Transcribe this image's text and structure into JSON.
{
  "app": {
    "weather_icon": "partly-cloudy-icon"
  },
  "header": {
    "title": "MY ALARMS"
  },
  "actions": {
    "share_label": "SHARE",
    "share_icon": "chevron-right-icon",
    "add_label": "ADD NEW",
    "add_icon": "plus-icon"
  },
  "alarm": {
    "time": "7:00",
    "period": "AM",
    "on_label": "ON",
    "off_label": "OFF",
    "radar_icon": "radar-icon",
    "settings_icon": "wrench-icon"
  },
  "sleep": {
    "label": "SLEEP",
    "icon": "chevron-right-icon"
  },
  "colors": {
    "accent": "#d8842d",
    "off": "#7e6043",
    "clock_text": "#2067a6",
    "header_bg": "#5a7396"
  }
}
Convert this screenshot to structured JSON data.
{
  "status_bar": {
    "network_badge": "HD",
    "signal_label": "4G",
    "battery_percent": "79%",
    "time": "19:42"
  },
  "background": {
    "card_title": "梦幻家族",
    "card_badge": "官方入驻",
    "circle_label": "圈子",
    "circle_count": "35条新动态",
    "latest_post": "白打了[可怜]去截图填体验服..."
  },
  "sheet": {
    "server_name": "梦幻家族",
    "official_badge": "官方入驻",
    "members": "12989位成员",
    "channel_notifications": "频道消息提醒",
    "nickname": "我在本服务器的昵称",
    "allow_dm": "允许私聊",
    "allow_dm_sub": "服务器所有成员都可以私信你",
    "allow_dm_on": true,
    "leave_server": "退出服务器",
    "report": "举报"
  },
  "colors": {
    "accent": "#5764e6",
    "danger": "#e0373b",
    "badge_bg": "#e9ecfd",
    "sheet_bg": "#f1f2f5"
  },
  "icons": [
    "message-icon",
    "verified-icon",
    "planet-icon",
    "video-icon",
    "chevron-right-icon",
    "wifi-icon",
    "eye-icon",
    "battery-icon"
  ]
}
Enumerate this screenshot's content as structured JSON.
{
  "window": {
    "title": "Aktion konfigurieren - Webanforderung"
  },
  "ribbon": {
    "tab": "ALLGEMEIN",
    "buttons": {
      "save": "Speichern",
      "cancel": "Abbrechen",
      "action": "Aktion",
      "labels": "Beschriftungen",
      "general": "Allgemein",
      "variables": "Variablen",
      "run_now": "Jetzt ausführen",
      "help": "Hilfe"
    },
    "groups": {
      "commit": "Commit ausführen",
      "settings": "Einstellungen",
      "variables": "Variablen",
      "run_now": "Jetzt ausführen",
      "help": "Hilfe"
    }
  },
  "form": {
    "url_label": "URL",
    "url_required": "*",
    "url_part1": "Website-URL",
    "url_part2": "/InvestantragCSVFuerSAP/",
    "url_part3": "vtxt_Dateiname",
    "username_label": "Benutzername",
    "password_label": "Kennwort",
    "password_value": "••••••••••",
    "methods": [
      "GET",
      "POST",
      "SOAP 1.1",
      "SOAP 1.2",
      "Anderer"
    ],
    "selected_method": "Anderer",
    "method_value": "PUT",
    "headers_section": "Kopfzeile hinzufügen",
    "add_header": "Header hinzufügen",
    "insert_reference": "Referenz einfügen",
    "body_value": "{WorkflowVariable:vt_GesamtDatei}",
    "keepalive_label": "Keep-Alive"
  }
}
_ _ _ _ _
▶ [OBJECTIVE]
Transcribe each record exactly. Leave nothing out.

▶ [THE RESPONSE]
Transcribe this image's text and structure into JSON.
{
  "app": {
    "weather_icon": "partly-cloudy-icon"
  },
  "header": {
    "title": "MY ALARMS"
  },
  "actions": {
    "share_label": "SHARE",
    "share_icon": "chevron-right-icon",
    "add_label": "ADD NEW",
    "add_icon": "plus-icon"
  },
  "alarm": {
    "time": "7:00",
    "period": "AM",
    "on_label": "ON",
    "off_label": "OFF",
    "radar_icon": "radar-icon",
    "settings_icon": "wrench-icon"
  },
  "sleep": {
    "label": "SLEEP",
    "icon": "chevron-right-icon"
  },
  "colors": {
    "accent": "#d8842d",
    "off": "#7e6043",
    "clock_text": "#2067a6",
    "header_bg": "#5a7396"
  }
}
Convert this screenshot to structured JSON data.
{
  "status_bar": {
    "network_badge": "HD",
    "signal_label": "4G",
    "battery_percent": "79%",
    "time": "19:42"
  },
  "background": {
    "card_title": "梦幻家族",
    "card_badge": "官方入驻",
    "circle_label": "圈子",
    "circle_count": "35条新动态",
    "latest_post": "白打了[可怜]去截图填体验服..."
  },
  "sheet": {
    "server_name": "梦幻家族",
    "official_badge": "官方入驻",
    "members": "12989位成员",
    "channel_notifications": "频道消息提醒",
    "nickname": "我在本服务器的昵称",
    "allow_dm": "允许私聊",
    "allow_dm_sub": "服务器所有成员都可以私信你",
    "allow_dm_on": true,
    "leave_server": "退出服务器",
    "report": "举报"
  },
  "colors": {
    "accent": "#5764e6",
    "danger": "#e0373b",
    "badge_bg": "#e9ecfd",
    "sheet_bg": "#f1f2f5"
  },
  "icons": [
    "message-icon",
    "verified-icon",
    "planet-icon",
    "video-icon",
    "chevron-right-icon",
    "wifi-icon",
    "eye-icon",
    "battery-icon"
  ]
}
Enumerate this screenshot's content as structured JSON.
{
  "window": {
    "title": "Aktion konfigurieren - Webanforderung"
  },
  "ribbon": {
    "tab": "ALLGEMEIN",
    "buttons": {
      "save": "Speichern",
      "cancel": "Abbrechen",
      "action": "Aktion",
      "labels": "Beschriftungen",
      "general": "Allgemein",
      "variables": "Variablen",
      "run_now": "Jetzt ausführen",
      "help": "Hilfe"
    },
    "groups": {
      "commit": "Commit ausführen",
      "settings": "Einstellungen",
      "variables": "Variablen",
      "run_now": "Jetzt ausführen",
      "help": "Hilfe"
    }
  },
  "form": {
    "url_label": "URL",
    "url_required": "*",
    "url_part1": "Website-URL",
    "url_part2": "/InvestantragCSVFuerSAP/",
    "url_part3": "vtxt_Dateiname",
    "username_label": "Benutzername",
    "password_label": "Kennwort",
    "password_value": "••••••••••",
    "methods": [
      "GET",
      "POST",
      "SOAP 1.1",
      "SOAP 1.2",
      "Anderer"
    ],
    "selected_method": "Anderer",
    "method_value": "PUT",
    "headers_section": "Kopfzeile hinzufügen",
    "add_header": "Header hinzufügen",
    "insert_reference": "Referenz einfügen",
    "body_value": "{WorkflowVariable:vt_GesamtDatei}",
    "keepalive_label": "Keep-Alive"
  }
}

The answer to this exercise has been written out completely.